§ Aim of the exercise
In the lines below, find how many contain the word "hinet" and report that figure alone.

§ Exercise data
Begin

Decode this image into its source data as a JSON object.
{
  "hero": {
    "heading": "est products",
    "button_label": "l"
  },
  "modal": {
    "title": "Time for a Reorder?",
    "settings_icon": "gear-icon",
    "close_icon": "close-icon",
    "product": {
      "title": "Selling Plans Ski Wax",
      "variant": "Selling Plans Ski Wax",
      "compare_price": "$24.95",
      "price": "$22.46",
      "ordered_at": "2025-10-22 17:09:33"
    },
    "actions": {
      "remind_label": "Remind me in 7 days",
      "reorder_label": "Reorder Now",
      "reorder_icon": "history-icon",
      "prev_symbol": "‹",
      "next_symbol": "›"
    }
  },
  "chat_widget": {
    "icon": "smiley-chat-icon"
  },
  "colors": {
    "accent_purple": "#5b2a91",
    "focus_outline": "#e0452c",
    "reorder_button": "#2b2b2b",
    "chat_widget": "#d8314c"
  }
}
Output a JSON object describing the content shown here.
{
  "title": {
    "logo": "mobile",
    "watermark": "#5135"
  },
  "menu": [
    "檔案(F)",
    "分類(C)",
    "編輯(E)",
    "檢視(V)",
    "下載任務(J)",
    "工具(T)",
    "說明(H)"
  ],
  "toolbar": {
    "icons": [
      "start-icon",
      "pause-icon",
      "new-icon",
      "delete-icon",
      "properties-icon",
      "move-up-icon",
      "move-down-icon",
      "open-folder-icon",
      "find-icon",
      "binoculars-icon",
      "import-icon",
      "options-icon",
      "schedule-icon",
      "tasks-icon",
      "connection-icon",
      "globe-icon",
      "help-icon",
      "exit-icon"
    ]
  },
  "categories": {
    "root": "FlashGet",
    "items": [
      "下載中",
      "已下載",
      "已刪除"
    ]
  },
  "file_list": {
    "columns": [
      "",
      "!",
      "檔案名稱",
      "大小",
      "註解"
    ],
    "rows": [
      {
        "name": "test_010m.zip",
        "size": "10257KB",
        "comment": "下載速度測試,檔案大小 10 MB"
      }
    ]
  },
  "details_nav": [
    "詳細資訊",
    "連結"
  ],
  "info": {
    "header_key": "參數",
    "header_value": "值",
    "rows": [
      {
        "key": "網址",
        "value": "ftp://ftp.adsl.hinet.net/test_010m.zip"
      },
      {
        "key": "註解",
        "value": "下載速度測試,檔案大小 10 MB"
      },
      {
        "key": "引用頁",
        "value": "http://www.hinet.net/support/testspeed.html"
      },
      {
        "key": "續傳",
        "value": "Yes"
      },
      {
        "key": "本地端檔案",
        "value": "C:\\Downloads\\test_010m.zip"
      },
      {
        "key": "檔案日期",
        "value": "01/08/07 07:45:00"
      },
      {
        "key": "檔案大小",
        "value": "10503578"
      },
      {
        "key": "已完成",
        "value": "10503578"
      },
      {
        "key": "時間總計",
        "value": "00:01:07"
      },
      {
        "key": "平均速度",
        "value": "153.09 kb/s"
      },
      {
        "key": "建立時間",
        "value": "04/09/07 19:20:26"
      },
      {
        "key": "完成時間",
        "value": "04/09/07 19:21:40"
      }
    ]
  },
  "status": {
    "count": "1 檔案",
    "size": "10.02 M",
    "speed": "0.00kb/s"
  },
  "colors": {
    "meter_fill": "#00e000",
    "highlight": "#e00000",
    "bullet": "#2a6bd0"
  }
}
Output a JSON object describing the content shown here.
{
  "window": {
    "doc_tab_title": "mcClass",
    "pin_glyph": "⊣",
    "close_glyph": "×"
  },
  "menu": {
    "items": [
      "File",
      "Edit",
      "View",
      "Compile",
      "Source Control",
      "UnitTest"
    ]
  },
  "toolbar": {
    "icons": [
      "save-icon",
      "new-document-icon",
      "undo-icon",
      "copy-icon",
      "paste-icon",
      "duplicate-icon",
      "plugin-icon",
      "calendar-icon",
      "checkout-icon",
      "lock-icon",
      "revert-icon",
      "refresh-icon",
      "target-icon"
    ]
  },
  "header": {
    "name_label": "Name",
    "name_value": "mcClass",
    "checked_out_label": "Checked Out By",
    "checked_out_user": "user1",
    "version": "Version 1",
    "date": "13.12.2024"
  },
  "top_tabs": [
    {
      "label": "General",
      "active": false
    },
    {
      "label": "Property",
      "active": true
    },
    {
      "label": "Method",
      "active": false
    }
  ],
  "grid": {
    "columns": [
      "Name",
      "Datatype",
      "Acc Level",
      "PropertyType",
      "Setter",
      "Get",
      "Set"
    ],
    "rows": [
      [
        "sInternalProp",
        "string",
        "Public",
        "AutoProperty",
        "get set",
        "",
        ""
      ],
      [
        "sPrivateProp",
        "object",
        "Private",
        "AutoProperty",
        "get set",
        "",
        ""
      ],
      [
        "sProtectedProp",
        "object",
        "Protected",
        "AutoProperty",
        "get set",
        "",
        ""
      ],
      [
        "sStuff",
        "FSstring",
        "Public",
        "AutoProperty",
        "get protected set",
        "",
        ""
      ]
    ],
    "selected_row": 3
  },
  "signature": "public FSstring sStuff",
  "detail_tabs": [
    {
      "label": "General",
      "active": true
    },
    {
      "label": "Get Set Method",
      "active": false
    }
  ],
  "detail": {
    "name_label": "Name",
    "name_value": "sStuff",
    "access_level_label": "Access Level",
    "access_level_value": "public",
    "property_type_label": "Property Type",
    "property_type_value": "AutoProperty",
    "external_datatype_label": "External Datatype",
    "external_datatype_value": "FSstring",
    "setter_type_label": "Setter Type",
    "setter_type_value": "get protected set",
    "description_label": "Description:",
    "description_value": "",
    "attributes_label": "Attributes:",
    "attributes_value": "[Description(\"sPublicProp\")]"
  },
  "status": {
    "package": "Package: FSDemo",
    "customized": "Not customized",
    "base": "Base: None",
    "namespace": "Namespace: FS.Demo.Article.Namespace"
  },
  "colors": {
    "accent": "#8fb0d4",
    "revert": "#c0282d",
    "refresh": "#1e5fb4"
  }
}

End

§ The completed task
2